◆ **Your objective**
Give a verbatim copy of the lines below, minus the pictures.

◆ **Items from a dataset**
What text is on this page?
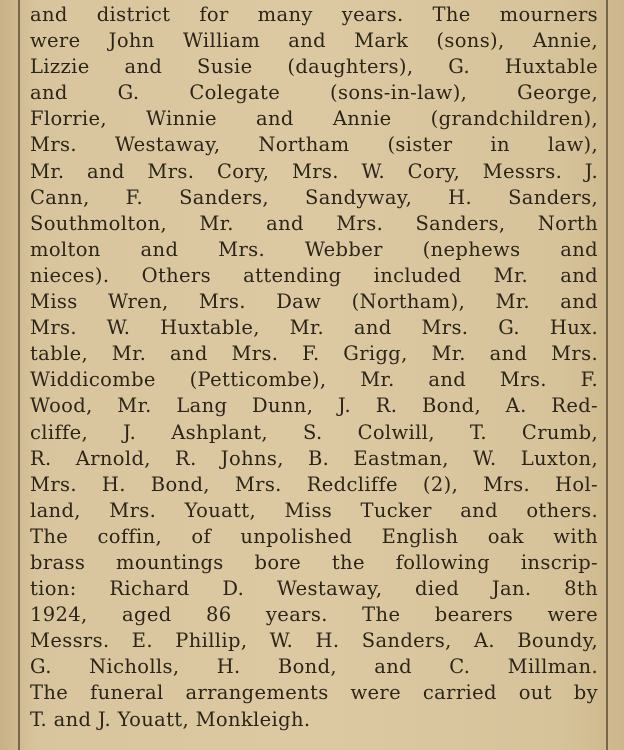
and district for many years. The mourners
were John William and Mark (sons), Annie,
Lizzie and Susie (daughters), G. Huxtable
and G. Colegate (sons-in-law), George,
Florrie, Winnie and Annie (grandchildren),
Mrs. Westaway, Northam (sister in law),
Mr. and Mrs. Cory, Mrs. W. Cory, Messrs. J.
Cann, F. Sanders, Sandyway, H. Sanders,
Southmolton, Mr. and Mrs. Sanders, North
molton and Mrs. Webber (nephews and
nieces). Others attending included Mr. and
Miss Wren, Mrs. Daw (Northam), Mr. and
Mrs. W. Huxtable, Mr. and Mrs. G. Hux.
table, Mr. and Mrs. F. Grigg, Mr. and Mrs.
Widdicombe (Petticombe), Mr. and Mrs. F.
Wood, Mr. Lang Dunn, J. R. Bond, A. Red-
cliffe, J. Ashplant, S. Colwill, T. Crumb,
R. Arnold, R. Johns, B. Eastman, W. Luxton,
Mrs. H. Bond, Mrs. Redcliffe (2), Mrs. Hol-
land, Mrs. Youatt, Miss Tucker and others.
The coffin, of unpolished English oak with
brass mountings bore the following inscrip-
tion: Richard D. Westaway, died Jan. 8th
1924, aged 86 years. The bearers were
Messrs. E. Phillip, W. H. Sanders, A. Boundy,
G. Nicholls, H. Bond, and C. Millman.
The funeral arrangements were carried out by
T. and J. Youatt, Monkleigh.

◆ **Written answer**
What text is on this page?
and district for many years. The mourners
were John William and Mark (sons), Annie,
Lizzie and Susie (daughters), G. Huxtable
and G. Colegate (sons-in-law), George,
Florrie, Winnie and Annie (grandchildren),
Mrs. Westaway, Northam (sister in law),
Mr. and Mrs. Cory, Mrs. W. Cory, Messrs. J.
Cann, F. Sanders, Sandyway, H. Sanders,
Southmolton, Mr. and Mrs. Sanders, North
molton and Mrs. Webber (nephews and
nieces). Others attending included Mr. and
Miss Wren, Mrs. Daw (Northam), Mr. and
Mrs. W. Huxtable, Mr. and Mrs. G. Hux.
table, Mr. and Mrs. F. Grigg, Mr. and Mrs.
Widdicombe (Petticombe), Mr. and Mrs. F.
Wood, Mr. Lang Dunn, J. R. Bond, A. Red-
cliffe, J. Ashplant, S. Colwill, T. Crumb,
R. Arnold, R. Johns, B. Eastman, W. Luxton,
Mrs. H. Bond, Mrs. Redcliffe (2), Mrs. Hol-
land, Mrs. Youatt, Miss Tucker and others.
The coffin, of unpolished English oak with
brass mountings bore the following inscrip-
tion: Richard D. Westaway, died Jan. 8th
1924, aged 86 years. The bearers were
Messrs. E. Phillip, W. H. Sanders, A. Boundy,
G. Nicholls, H. Bond, and C. Millman.
The funeral arrangements were carried out by
T. and J. Youatt, Monkleigh.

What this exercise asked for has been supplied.